The material below should be written out in full and exactly; pictures stay out of the copy.

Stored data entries
#####
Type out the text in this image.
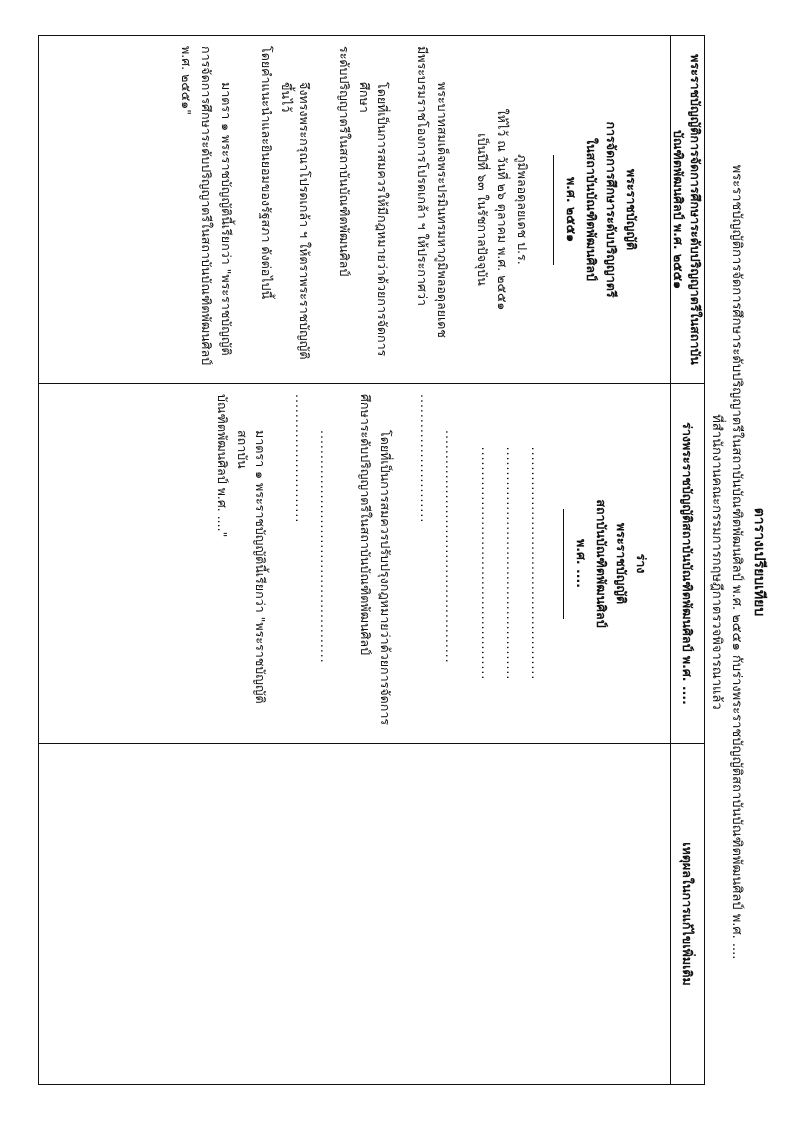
ตารางเปรียบเทียบ
พระราชบัญญัติการจัดการศึกษาระดับปริญญาตรีในสถาบันบัณฑิตพัฒนศิลป์ พ.ศ. ๒๕๕๑ กับร่างพระราชบัญญัติสถาบันบัณฑิตพัฒนศิลป์ พ.ศ. ....
ที่สำนักงานคณะกรรมการกฤษฎีกาตรวจพิจารณาแล้ว
พระราชบัญญัติการจัดการศึกษาระดับปริญญาตรีในสถาบันบัณฑิตพัฒนศิลป์ พ.ศ. ๒๕๕๑
ร่างพระราชบัญญัติสถาบันบัณฑิตพัฒนศิลป์ พ.ศ. ....
เหตุผลในการแก้ไขเพิ่มเติม
พระราชบัญญัติ
การจัดการศึกษาระดับปริญญาตรี
ในสถาบันบัณฑิตพัฒนศิลป์
พ.ศ. ๒๕๕๑
ภูมิพลอดุลยเดช ป.ร.
ให้ไว้ ณ วันที่ ๒๖ ตุลาคม พ.ศ. ๒๕๕๑
เป็นปีที่ ๖๓ ในรัชกาลปัจจุบัน
พระบาทสมเด็จพระปรมินทรมหาภูมิพลอดุลยเดช
มีพระบรมราชโองการโปรดเกล้า ฯ ให้ประกาศว่า
โดยที่เป็นการสมควรให้มีกฎหมายว่าด้วยการจัดการศึกษา
ระดับปริญญาตรีในสถาบันบัณฑิตพัฒนศิลป์
จึงทรงพระกรุณาโปรดเกล้า ฯ ให้ตราพระราชบัญญัติขึ้นไว้
โดยคำแนะนำและยินยอมของรัฐสภา ดังต่อไปนี้
มาตรา ๑ พระราชบัญญัตินี้เรียกว่า "พระราชบัญญัติ
การจัดการศึกษาระดับปริญญาตรีในสถาบันบัณฑิตพัฒนศิลป์
พ.ศ. ๒๕๕๑"
ร่าง
พระราชบัญญัติ
สถาบันบัณฑิตพัฒนศิลป์
พ.ศ. ....
...............................................
...............................................
...............................................
...............................................
..........................
โดยที่เป็นการสมควรปรับปรุงกฎหมายว่าด้วยการจัดการ
ศึกษาระดับปริญญาตรีในสถาบันบัณฑิตพัฒนศิลป์
...............................................
..........................
มาตรา ๑ พระราชบัญญัตินี้เรียกว่า "พระราชบัญญัติสถาบัน
บัณฑิตพัฒนศิลป์ พ.ศ. ...."
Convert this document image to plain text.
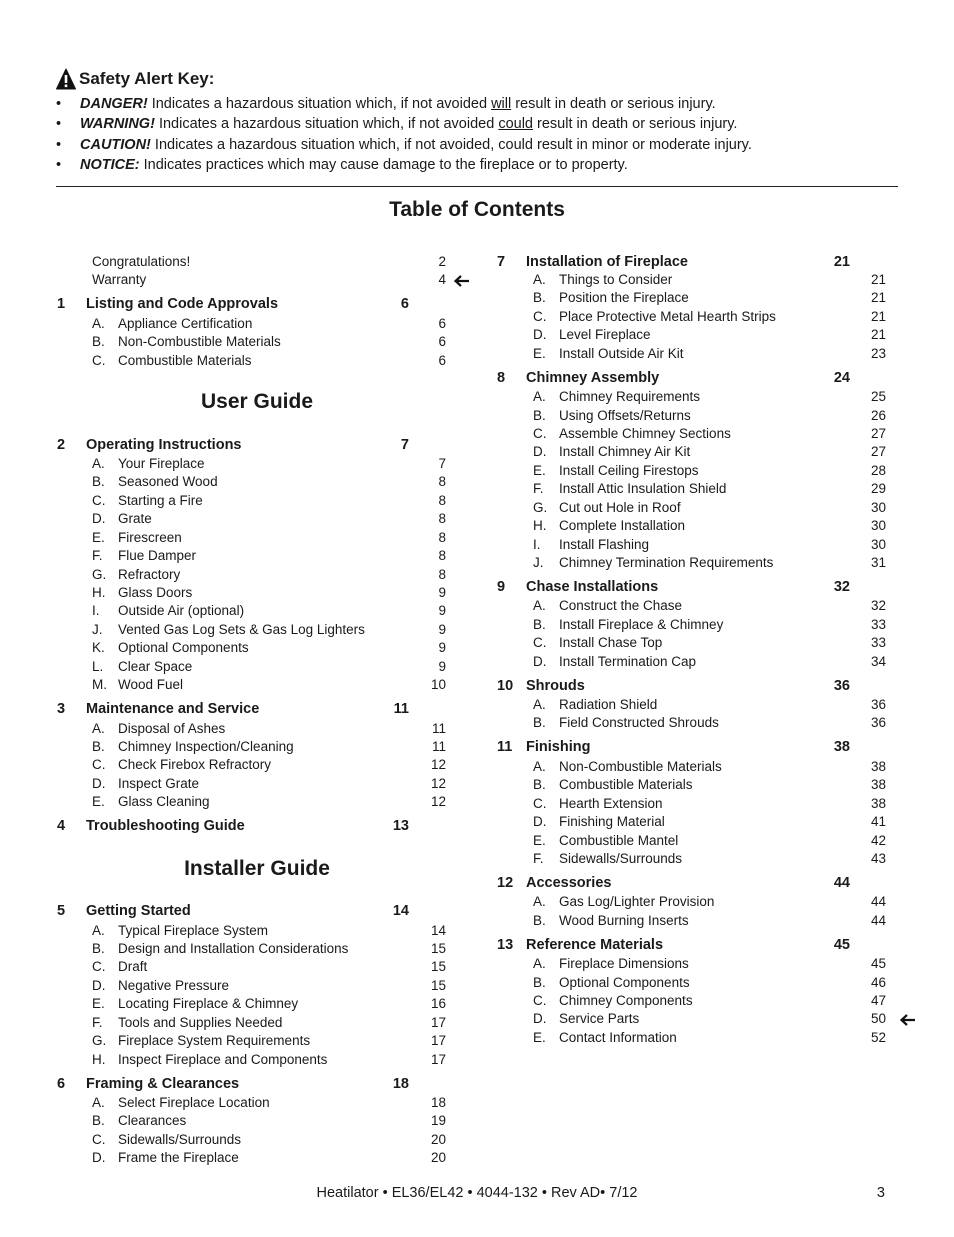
Safety Alert Key:
• DANGER! Indicates a hazardous situation which, if not avoided will result in death or serious injury.
• WARNING! Indicates a hazardous situation which, if not avoided could result in death or serious injury.
• CAUTION! Indicates a hazardous situation which, if not avoided, could result in minor or moderate injury.
• NOTICE: Indicates practices which may cause damage to the fireplace or to property.
Table of Contents
User Guide
Installer Guide
Congratulations!	2
Warranty	4
1 Listing and Code Approvals	6
A. Appliance Certification	6
B. Non-Combustible Materials	6
C. Combustible Materials	6
2 Operating Instructions	7
A. Your Fireplace	7
B. Seasoned Wood	8
C. Starting a Fire	8
D. Grate	8
E. Firescreen	8
F. Flue Damper	8
G. Refractory	8
H. Glass Doors	9
I. Outside Air (optional)	9
J. Vented Gas Log Sets & Gas Log Lighters	9
K. Optional Components	9
L. Clear Space	9
M. Wood Fuel	10
3 Maintenance and Service	11
A. Disposal of Ashes	11
B. Chimney Inspection/Cleaning	11
C. Check Firebox Refractory	12
D. Inspect Grate	12
E. Glass Cleaning	12
4 Troubleshooting Guide	13
5 Getting Started	14
A. Typical Fireplace System	14
B. Design and Installation Considerations	15
C. Draft	15
D. Negative Pressure	15
E. Locating Fireplace & Chimney	16
F. Tools and Supplies Needed	17
G. Fireplace System Requirements	17
H. Inspect Fireplace and Components	17
6 Framing & Clearances	18
A. Select Fireplace Location	18
B. Clearances	19
C. Sidewalls/Surrounds	20
D. Frame the Fireplace	20
7 Installation of Fireplace	21
A. Things to Consider	21
B. Position the Fireplace	21
C. Place Protective Metal Hearth Strips	21
D. Level Fireplace	21
E. Install Outside Air Kit	23
8 Chimney Assembly	24
A. Chimney Requirements	25
B. Using Offsets/Returns	26
C. Assemble Chimney Sections	27
D. Install Chimney Air Kit	27
E. Install Ceiling Firestops	28
F. Install Attic Insulation Shield	29
G. Cut out Hole in Roof	30
H. Complete Installation	30
I. Install Flashing	30
J. Chimney Termination Requirements	31
9 Chase Installations	32
A. Construct the Chase	32
B. Install Fireplace & Chimney	33
C. Install Chase Top	33
D. Install Termination Cap	34
10 Shrouds	36
A. Radiation Shield	36
B. Field Constructed Shrouds	36
11 Finishing	38
A. Non-Combustible Materials	38
B. Combustible Materials	38
C. Hearth Extension	38
D. Finishing Material	41
E. Combustible Mantel	42
F. Sidewalls/Surrounds	43
12 Accessories	44
A. Gas Log/Lighter Provision	44
B. Wood Burning Inserts	44
13 Reference Materials	45
A. Fireplace Dimensions	45
B. Optional Components	46
C. Chimney Components	47
D. Service Parts	50
E. Contact Information	52
Heatilator • EL36/EL42 • 4044-132 • Rev AD• 7/12	3
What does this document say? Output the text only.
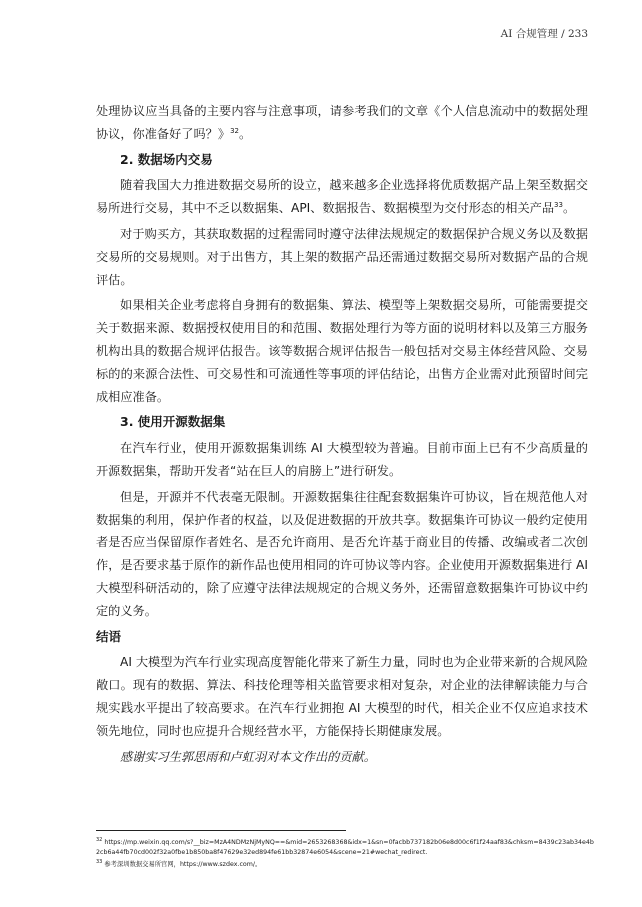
AI 合规管理 / 233

处理协议应当具备的主要内容与注意事项，请参考我们的文章《个人信息流动中的数据处理协议，你准备好了吗？》$^{32}$。

2. 数据场内交易

随着我国大力推进数据交易所的设立，越来越多企业选择将优质数据产品上架至数据交易所进行交易，其中不乏以数据集、API、数据报告、数据模型为交付形态的相关产品$^{33}$。

对于购买方，其获取数据的过程需同时遵守法律法规规定的数据保护合规义务以及数据交易所的交易规则。对于出售方，其上架的数据产品还需通过数据交易所对数据产品的合规评估。

如果相关企业考虑将自身拥有的数据集、算法、模型等上架数据交易所，可能需要提交关于数据来源、数据授权使用目的和范围、数据处理行为等方面的说明材料以及第三方服务机构出具的数据合规评估报告。该等数据合规评估报告一般包括对交易主体经营风险、交易标的的来源合法性、可交易性和可流通性等事项的评估结论，出售方企业需对此预留时间完成相应准备。

3. 使用开源数据集

在汽车行业，使用开源数据集训练 AI 大模型较为普遍。目前市面上已有不少高质量的开源数据集，帮助开发者“站在巨人的肩膀上”进行研发。

但是，开源并不代表毫无限制。开源数据集往往配套数据集许可协议，旨在规范他人对数据集的利用，保护作者的权益，以及促进数据的开放共享。数据集许可协议一般约定使用者是否应当保留原作者姓名、是否允许商用、是否允许基于商业目的传播、改编或者二次创作，是否要求基于原作的新作品也使用相同的许可协议等内容。企业使用开源数据集进行 AI 大模型科研活动的，除了应遵守法律法规规定的合规义务外，还需留意数据集许可协议中约定的义务。

结语

AI 大模型为汽车行业实现高度智能化带来了新生力量，同时也为企业带来新的合规风险敞口。现有的数据、算法、科技伦理等相关监管要求相对复杂，对企业的法律解读能力与合规实践水平提出了较高要求。在汽车行业拥抱 AI 大模型的时代，相关企业不仅应追求技术领先地位，同时也应提升合规经营水平，方能保持长期健康发展。

感谢实习生郭思雨和卢虹羽对本文作出的贡献。

$^{32}$ https://mp.weixin.qq.com/s?__biz=MzA4NDMzNjMyNQ==&mid=2653268368&idx=1&sn=0facbb737182b06e8d00c6f1f24aaf83&chksm=8439c23ab34e4b2cb6a44fb70cd002f32a0fbe1b850ba8f47629e32ed894fe61bb32874e6054&scene=21#wechat_redirect.
$^{33}$ 参考深圳数据交易所官网，https://www.szdex.com/。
#####
Exercise result:
Type out the text in this image.
ตารางเปรียบเทียบ
พระราชบัญญัติการจัดการศึกษาระดับปริญญาตรีในสถาบันบัณฑิตพัฒนศิลป์ พ.ศ. ๒๕๕๑ กับร่างพระราชบัญญัติสถาบันบัณฑิตพัฒนศิลป์ พ.ศ. ....
ที่สำนักงานคณะกรรมการกฤษฎีกาตรวจพิจารณาแล้ว
พระราชบัญญัติการจัดการศึกษาระดับปริญญาตรีในสถาบันบัณฑิตพัฒนศิลป์ พ.ศ. ๒๕๕๑
ร่างพระราชบัญญัติสถาบันบัณฑิตพัฒนศิลป์ พ.ศ. ....
เหตุผลในการแก้ไขเพิ่มเติม
พระราชบัญญัติ
การจัดการศึกษาระดับปริญญาตรี
ในสถาบันบัณฑิตพัฒนศิลป์
พ.ศ. ๒๕๕๑
ภูมิพลอดุลยเดช ป.ร.
ให้ไว้ ณ วันที่ ๒๖ ตุลาคม พ.ศ. ๒๕๕๑
เป็นปีที่ ๖๓ ในรัชกาลปัจจุบัน
พระบาทสมเด็จพระปรมินทรมหาภูมิพลอดุลยเดช
มีพระบรมราชโองการโปรดเกล้า ฯ ให้ประกาศว่า
โดยที่เป็นการสมควรให้มีกฎหมายว่าด้วยการจัดการศึกษา
ระดับปริญญาตรีในสถาบันบัณฑิตพัฒนศิลป์
จึงทรงพระกรุณาโปรดเกล้า ฯ ให้ตราพระราชบัญญัติขึ้นไว้
โดยคำแนะนำและยินยอมของรัฐสภา ดังต่อไปนี้
มาตรา ๑ พระราชบัญญัตินี้เรียกว่า "พระราชบัญญัติ
การจัดการศึกษาระดับปริญญาตรีในสถาบันบัณฑิตพัฒนศิลป์
พ.ศ. ๒๕๕๑"
ร่าง
พระราชบัญญัติ
สถาบันบัณฑิตพัฒนศิลป์
พ.ศ. ....
...............................................
...............................................
...............................................
...............................................
..........................
โดยที่เป็นการสมควรปรับปรุงกฎหมายว่าด้วยการจัดการ
ศึกษาระดับปริญญาตรีในสถาบันบัณฑิตพัฒนศิลป์
...............................................
..........................
มาตรา ๑ พระราชบัญญัตินี้เรียกว่า "พระราชบัญญัติสถาบัน
บัณฑิตพัฒนศิลป์ พ.ศ. ...."
Convert this document image to plain text.
Safety Alert Key:
• DANGER! Indicates a hazardous situation which, if not avoided will result in death or serious injury.
• WARNING! Indicates a hazardous situation which, if not avoided could result in death or serious injury.
• CAUTION! Indicates a hazardous situation which, if not avoided, could result in minor or moderate injury.
• NOTICE: Indicates practices which may cause damage to the fireplace or to property.
Table of Contents
User Guide
Installer Guide
Congratulations!	2
Warranty	4
1 Listing and Code Approvals	6
A. Appliance Certification	6
B. Non-Combustible Materials	6
C. Combustible Materials	6
2 Operating Instructions	7
A. Your Fireplace	7
B. Seasoned Wood	8
C. Starting a Fire	8
D. Grate	8
E. Firescreen	8
F. Flue Damper	8
G. Refractory	8
H. Glass Doors	9
I. Outside Air (optional)	9
J. Vented Gas Log Sets & Gas Log Lighters	9
K. Optional Components	9
L. Clear Space	9
M. Wood Fuel	10
3 Maintenance and Service	11
A. Disposal of Ashes	11
B. Chimney Inspection/Cleaning	11
C. Check Firebox Refractory	12
D. Inspect Grate	12
E. Glass Cleaning	12
4 Troubleshooting Guide	13
5 Getting Started	14
A. Typical Fireplace System	14
B. Design and Installation Considerations	15
C. Draft	15
D. Negative Pressure	15
E. Locating Fireplace & Chimney	16
F. Tools and Supplies Needed	17
G. Fireplace System Requirements	17
H. Inspect Fireplace and Components	17
6 Framing & Clearances	18
A. Select Fireplace Location	18
B. Clearances	19
C. Sidewalls/Surrounds	20
D. Frame the Fireplace	20
7 Installation of Fireplace	21
A. Things to Consider	21
B. Position the Fireplace	21
C. Place Protective Metal Hearth Strips	21
D. Level Fireplace	21
E. Install Outside Air Kit	23
8 Chimney Assembly	24
A. Chimney Requirements	25
B. Using Offsets/Returns	26
C. Assemble Chimney Sections	27
D. Install Chimney Air Kit	27
E. Install Ceiling Firestops	28
F. Install Attic Insulation Shield	29
G. Cut out Hole in Roof	30
H. Complete Installation	30
I. Install Flashing	30
J. Chimney Termination Requirements	31
9 Chase Installations	32
A. Construct the Chase	32
B. Install Fireplace & Chimney	33
C. Install Chase Top	33
D. Install Termination Cap	34
10 Shrouds	36
A. Radiation Shield	36
B. Field Constructed Shrouds	36
11 Finishing	38
A. Non-Combustible Materials	38
B. Combustible Materials	38
C. Hearth Extension	38
D. Finishing Material	41
E. Combustible Mantel	42
F. Sidewalls/Surrounds	43
12 Accessories	44
A. Gas Log/Lighter Provision	44
B. Wood Burning Inserts	44
13 Reference Materials	45
A. Fireplace Dimensions	45
B. Optional Components	46
C. Chimney Components	47
D. Service Parts	50
E. Contact Information	52
Heatilator • EL36/EL42 • 4044-132 • Rev AD• 7/12	3
What does this document say? Output the text only.
AI 合规管理 / 233

处理协议应当具备的主要内容与注意事项，请参考我们的文章《个人信息流动中的数据处理协议，你准备好了吗？》$^{32}$。

2. 数据场内交易

随着我国大力推进数据交易所的设立，越来越多企业选择将优质数据产品上架至数据交易所进行交易，其中不乏以数据集、API、数据报告、数据模型为交付形态的相关产品$^{33}$。

对于购买方，其获取数据的过程需同时遵守法律法规规定的数据保护合规义务以及数据交易所的交易规则。对于出售方，其上架的数据产品还需通过数据交易所对数据产品的合规评估。

如果相关企业考虑将自身拥有的数据集、算法、模型等上架数据交易所，可能需要提交关于数据来源、数据授权使用目的和范围、数据处理行为等方面的说明材料以及第三方服务机构出具的数据合规评估报告。该等数据合规评估报告一般包括对交易主体经营风险、交易标的的来源合法性、可交易性和可流通性等事项的评估结论，出售方企业需对此预留时间完成相应准备。

3. 使用开源数据集

在汽车行业，使用开源数据集训练 AI 大模型较为普遍。目前市面上已有不少高质量的开源数据集，帮助开发者“站在巨人的肩膀上”进行研发。

但是，开源并不代表毫无限制。开源数据集往往配套数据集许可协议，旨在规范他人对数据集的利用，保护作者的权益，以及促进数据的开放共享。数据集许可协议一般约定使用者是否应当保留原作者姓名、是否允许商用、是否允许基于商业目的传播、改编或者二次创作，是否要求基于原作的新作品也使用相同的许可协议等内容。企业使用开源数据集进行 AI 大模型科研活动的，除了应遵守法律法规规定的合规义务外，还需留意数据集许可协议中约定的义务。

结语

AI 大模型为汽车行业实现高度智能化带来了新生力量，同时也为企业带来新的合规风险敞口。现有的数据、算法、科技伦理等相关监管要求相对复杂，对企业的法律解读能力与合规实践水平提出了较高要求。在汽车行业拥抱 AI 大模型的时代，相关企业不仅应追求技术领先地位，同时也应提升合规经营水平，方能保持长期健康发展。

感谢实习生郭思雨和卢虹羽对本文作出的贡献。

$^{32}$ https://mp.weixin.qq.com/s?__biz=MzA4NDMzNjMyNQ==&mid=2653268368&idx=1&sn=0facbb737182b06e8d00c6f1f24aaf83&chksm=8439c23ab34e4b2cb6a44fb70cd002f32a0fbe1b850ba8f47629e32ed894fe61bb32874e6054&scene=21#wechat_redirect.
$^{33}$ 参考深圳数据交易所官网，https://www.szdex.com/。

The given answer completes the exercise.